### [Task description]
Please write out the material below exactly as given.

-- Start --

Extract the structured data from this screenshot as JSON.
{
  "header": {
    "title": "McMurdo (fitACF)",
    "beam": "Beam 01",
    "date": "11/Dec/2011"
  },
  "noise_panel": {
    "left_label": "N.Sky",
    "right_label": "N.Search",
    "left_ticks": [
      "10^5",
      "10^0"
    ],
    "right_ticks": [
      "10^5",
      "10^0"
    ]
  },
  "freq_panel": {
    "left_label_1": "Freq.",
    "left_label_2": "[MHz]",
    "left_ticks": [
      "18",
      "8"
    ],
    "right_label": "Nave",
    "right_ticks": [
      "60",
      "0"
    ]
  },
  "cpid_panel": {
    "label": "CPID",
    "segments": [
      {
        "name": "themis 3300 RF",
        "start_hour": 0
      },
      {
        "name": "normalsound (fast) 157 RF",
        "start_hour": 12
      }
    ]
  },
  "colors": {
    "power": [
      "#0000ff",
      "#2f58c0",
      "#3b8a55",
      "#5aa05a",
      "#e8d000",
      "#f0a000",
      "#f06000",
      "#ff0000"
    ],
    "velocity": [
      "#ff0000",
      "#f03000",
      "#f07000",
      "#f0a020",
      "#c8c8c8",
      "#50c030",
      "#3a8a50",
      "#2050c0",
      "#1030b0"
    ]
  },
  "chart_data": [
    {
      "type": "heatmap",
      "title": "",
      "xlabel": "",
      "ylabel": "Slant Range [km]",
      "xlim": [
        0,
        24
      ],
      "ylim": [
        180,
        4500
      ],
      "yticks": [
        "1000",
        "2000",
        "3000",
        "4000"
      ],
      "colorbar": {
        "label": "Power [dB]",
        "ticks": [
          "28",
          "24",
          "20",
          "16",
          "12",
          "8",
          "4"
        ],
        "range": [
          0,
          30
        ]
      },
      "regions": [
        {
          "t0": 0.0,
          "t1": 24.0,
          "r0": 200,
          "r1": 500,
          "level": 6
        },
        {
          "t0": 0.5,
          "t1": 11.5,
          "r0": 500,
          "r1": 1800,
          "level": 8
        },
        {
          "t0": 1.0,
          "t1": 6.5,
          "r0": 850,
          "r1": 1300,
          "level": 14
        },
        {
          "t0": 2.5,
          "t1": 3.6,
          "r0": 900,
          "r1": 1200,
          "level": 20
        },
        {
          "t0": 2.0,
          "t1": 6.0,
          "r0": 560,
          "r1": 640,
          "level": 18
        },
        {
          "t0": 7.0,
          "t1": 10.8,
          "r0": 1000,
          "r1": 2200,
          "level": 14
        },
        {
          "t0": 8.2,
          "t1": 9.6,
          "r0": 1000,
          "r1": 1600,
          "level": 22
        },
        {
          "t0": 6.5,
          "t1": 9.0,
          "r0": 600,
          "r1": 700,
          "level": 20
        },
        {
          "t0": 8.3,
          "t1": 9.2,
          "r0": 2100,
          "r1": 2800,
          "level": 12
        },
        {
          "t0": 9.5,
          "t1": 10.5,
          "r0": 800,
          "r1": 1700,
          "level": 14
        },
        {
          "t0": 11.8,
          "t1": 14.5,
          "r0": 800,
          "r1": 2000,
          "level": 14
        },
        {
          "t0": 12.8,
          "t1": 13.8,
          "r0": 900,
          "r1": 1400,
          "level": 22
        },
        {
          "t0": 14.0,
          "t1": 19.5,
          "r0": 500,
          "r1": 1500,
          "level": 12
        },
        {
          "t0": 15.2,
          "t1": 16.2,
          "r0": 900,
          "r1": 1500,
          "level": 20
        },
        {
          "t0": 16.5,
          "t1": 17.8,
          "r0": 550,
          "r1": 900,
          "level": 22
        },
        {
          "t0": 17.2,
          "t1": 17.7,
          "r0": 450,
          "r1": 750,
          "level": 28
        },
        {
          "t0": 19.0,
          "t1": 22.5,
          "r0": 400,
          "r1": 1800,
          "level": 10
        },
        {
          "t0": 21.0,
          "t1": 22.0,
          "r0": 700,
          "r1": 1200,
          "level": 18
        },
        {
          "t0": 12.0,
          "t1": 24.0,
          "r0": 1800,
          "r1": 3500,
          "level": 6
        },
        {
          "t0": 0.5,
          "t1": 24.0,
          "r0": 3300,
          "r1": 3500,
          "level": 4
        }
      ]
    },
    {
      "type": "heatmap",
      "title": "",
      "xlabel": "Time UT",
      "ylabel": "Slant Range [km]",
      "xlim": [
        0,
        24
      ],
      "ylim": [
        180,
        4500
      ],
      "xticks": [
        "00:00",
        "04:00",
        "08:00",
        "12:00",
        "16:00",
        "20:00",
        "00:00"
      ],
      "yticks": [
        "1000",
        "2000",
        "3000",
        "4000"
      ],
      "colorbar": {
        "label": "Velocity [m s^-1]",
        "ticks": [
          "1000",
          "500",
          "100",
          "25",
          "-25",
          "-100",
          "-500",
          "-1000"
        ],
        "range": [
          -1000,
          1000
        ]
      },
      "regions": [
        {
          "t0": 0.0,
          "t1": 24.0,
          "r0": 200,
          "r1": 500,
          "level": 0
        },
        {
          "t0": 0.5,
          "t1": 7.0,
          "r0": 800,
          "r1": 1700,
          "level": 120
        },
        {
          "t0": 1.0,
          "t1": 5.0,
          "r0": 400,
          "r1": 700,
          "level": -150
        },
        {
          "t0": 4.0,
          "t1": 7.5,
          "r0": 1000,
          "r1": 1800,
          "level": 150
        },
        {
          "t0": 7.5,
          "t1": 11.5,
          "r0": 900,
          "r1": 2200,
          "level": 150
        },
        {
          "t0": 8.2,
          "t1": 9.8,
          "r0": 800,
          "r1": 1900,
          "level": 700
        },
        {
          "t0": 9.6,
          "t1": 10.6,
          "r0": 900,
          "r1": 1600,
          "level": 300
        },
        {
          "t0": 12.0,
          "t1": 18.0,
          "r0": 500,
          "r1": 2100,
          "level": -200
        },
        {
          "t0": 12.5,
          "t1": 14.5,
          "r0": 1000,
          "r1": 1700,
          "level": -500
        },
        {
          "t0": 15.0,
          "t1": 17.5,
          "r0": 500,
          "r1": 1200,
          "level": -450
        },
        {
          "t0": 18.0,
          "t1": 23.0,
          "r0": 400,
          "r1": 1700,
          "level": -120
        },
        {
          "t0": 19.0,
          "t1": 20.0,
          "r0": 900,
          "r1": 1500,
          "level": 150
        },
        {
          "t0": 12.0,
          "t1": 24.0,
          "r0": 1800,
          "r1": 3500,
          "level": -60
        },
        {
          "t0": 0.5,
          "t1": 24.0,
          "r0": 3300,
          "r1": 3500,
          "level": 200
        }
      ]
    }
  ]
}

-- End --

### [Complete answer]
Extract the structured data from this screenshot as JSON.
{
  "header": {
    "title": "McMurdo (fitACF)",
    "beam": "Beam 01",
    "date": "11/Dec/2011"
  },
  "noise_panel": {
    "left_label": "N.Sky",
    "right_label": "N.Search",
    "left_ticks": [
      "10^5",
      "10^0"
    ],
    "right_ticks": [
      "10^5",
      "10^0"
    ]
  },
  "freq_panel": {
    "left_label_1": "Freq.",
    "left_label_2": "[MHz]",
    "left_ticks": [
      "18",
      "8"
    ],
    "right_label": "Nave",
    "right_ticks": [
      "60",
      "0"
    ]
  },
  "cpid_panel": {
    "label": "CPID",
    "segments": [
      {
        "name": "themis 3300 RF",
        "start_hour": 0
      },
      {
        "name": "normalsound (fast) 157 RF",
        "start_hour": 12
      }
    ]
  },
  "colors": {
    "power": [
      "#0000ff",
      "#2f58c0",
      "#3b8a55",
      "#5aa05a",
      "#e8d000",
      "#f0a000",
      "#f06000",
      "#ff0000"
    ],
    "velocity": [
      "#ff0000",
      "#f03000",
      "#f07000",
      "#f0a020",
      "#c8c8c8",
      "#50c030",
      "#3a8a50",
      "#2050c0",
      "#1030b0"
    ]
  },
  "chart_data": [
    {
      "type": "heatmap",
      "title": "",
      "xlabel": "",
      "ylabel": "Slant Range [km]",
      "xlim": [
        0,
        24
      ],
      "ylim": [
        180,
        4500
      ],
      "yticks": [
        "1000",
        "2000",
        "3000",
        "4000"
      ],
      "colorbar": {
        "label": "Power [dB]",
        "ticks": [
          "28",
          "24",
          "20",
          "16",
          "12",
          "8",
          "4"
        ],
        "range": [
          0,
          30
        ]
      },
      "regions": [
        {
          "t0": 0.0,
          "t1": 24.0,
          "r0": 200,
          "r1": 500,
          "level": 6
        },
        {
          "t0": 0.5,
          "t1": 11.5,
          "r0": 500,
          "r1": 1800,
          "level": 8
        },
        {
          "t0": 1.0,
          "t1": 6.5,
          "r0": 850,
          "r1": 1300,
          "level": 14
        },
        {
          "t0": 2.5,
          "t1": 3.6,
          "r0": 900,
          "r1": 1200,
          "level": 20
        },
        {
          "t0": 2.0,
          "t1": 6.0,
          "r0": 560,
          "r1": 640,
          "level": 18
        },
        {
          "t0": 7.0,
          "t1": 10.8,
          "r0": 1000,
          "r1": 2200,
          "level": 14
        },
        {
          "t0": 8.2,
          "t1": 9.6,
          "r0": 1000,
          "r1": 1600,
          "level": 22
        },
        {
          "t0": 6.5,
          "t1": 9.0,
          "r0": 600,
          "r1": 700,
          "level": 20
        },
        {
          "t0": 8.3,
          "t1": 9.2,
          "r0": 2100,
          "r1": 2800,
          "level": 12
        },
        {
          "t0": 9.5,
          "t1": 10.5,
          "r0": 800,
          "r1": 1700,
          "level": 14
        },
        {
          "t0": 11.8,
          "t1": 14.5,
          "r0": 800,
          "r1": 2000,
          "level": 14
        },
        {
          "t0": 12.8,
          "t1": 13.8,
          "r0": 900,
          "r1": 1400,
          "level": 22
        },
        {
          "t0": 14.0,
          "t1": 19.5,
          "r0": 500,
          "r1": 1500,
          "level": 12
        },
        {
          "t0": 15.2,
          "t1": 16.2,
          "r0": 900,
          "r1": 1500,
          "level": 20
        },
        {
          "t0": 16.5,
          "t1": 17.8,
          "r0": 550,
          "r1": 900,
          "level": 22
        },
        {
          "t0": 17.2,
          "t1": 17.7,
          "r0": 450,
          "r1": 750,
          "level": 28
        },
        {
          "t0": 19.0,
          "t1": 22.5,
          "r0": 400,
          "r1": 1800,
          "level": 10
        },
        {
          "t0": 21.0,
          "t1": 22.0,
          "r0": 700,
          "r1": 1200,
          "level": 18
        },
        {
          "t0": 12.0,
          "t1": 24.0,
          "r0": 1800,
          "r1": 3500,
          "level": 6
        },
        {
          "t0": 0.5,
          "t1": 24.0,
          "r0": 3300,
          "r1": 3500,
          "level": 4
        }
      ]
    },
    {
      "type": "heatmap",
      "title": "",
      "xlabel": "Time UT",
      "ylabel": "Slant Range [km]",
      "xlim": [
        0,
        24
      ],
      "ylim": [
        180,
        4500
      ],
      "xticks": [
        "00:00",
        "04:00",
        "08:00",
        "12:00",
        "16:00",
        "20:00",
        "00:00"
      ],
      "yticks": [
        "1000",
        "2000",
        "3000",
        "4000"
      ],
      "colorbar": {
        "label": "Velocity [m s^-1]",
        "ticks": [
          "1000",
          "500",
          "100",
          "25",
          "-25",
          "-100",
          "-500",
          "-1000"
        ],
        "range": [
          -1000,
          1000
        ]
      },
      "regions": [
        {
          "t0": 0.0,
          "t1": 24.0,
          "r0": 200,
          "r1": 500,
          "level": 0
        },
        {
          "t0": 0.5,
          "t1": 7.0,
          "r0": 800,
          "r1": 1700,
          "level": 120
        },
        {
          "t0": 1.0,
          "t1": 5.0,
          "r0": 400,
          "r1": 700,
          "level": -150
        },
        {
          "t0": 4.0,
          "t1": 7.5,
          "r0": 1000,
          "r1": 1800,
          "level": 150
        },
        {
          "t0": 7.5,
          "t1": 11.5,
          "r0": 900,
          "r1": 2200,
          "level": 150
        },
        {
          "t0": 8.2,
          "t1": 9.8,
          "r0": 800,
          "r1": 1900,
          "level": 700
        },
        {
          "t0": 9.6,
          "t1": 10.6,
          "r0": 900,
          "r1": 1600,
          "level": 300
        },
        {
          "t0": 12.0,
          "t1": 18.0,
          "r0": 500,
          "r1": 2100,
          "level": -200
        },
        {
          "t0": 12.5,
          "t1": 14.5,
          "r0": 1000,
          "r1": 1700,
          "level": -500
        },
        {
          "t0": 15.0,
          "t1": 17.5,
          "r0": 500,
          "r1": 1200,
          "level": -450
        },
        {
          "t0": 18.0,
          "t1": 23.0,
          "r0": 400,
          "r1": 1700,
          "level": -120
        },
        {
          "t0": 19.0,
          "t1": 20.0,
          "r0": 900,
          "r1": 1500,
          "level": 150
        },
        {
          "t0": 12.0,
          "t1": 24.0,
          "r0": 1800,
          "r1": 3500,
          "level": -60
        },
        {
          "t0": 0.5,
          "t1": 24.0,
          "r0": 3300,
          "r1": 3500,
          "level": 200
        }
      ]
    }
  ]
}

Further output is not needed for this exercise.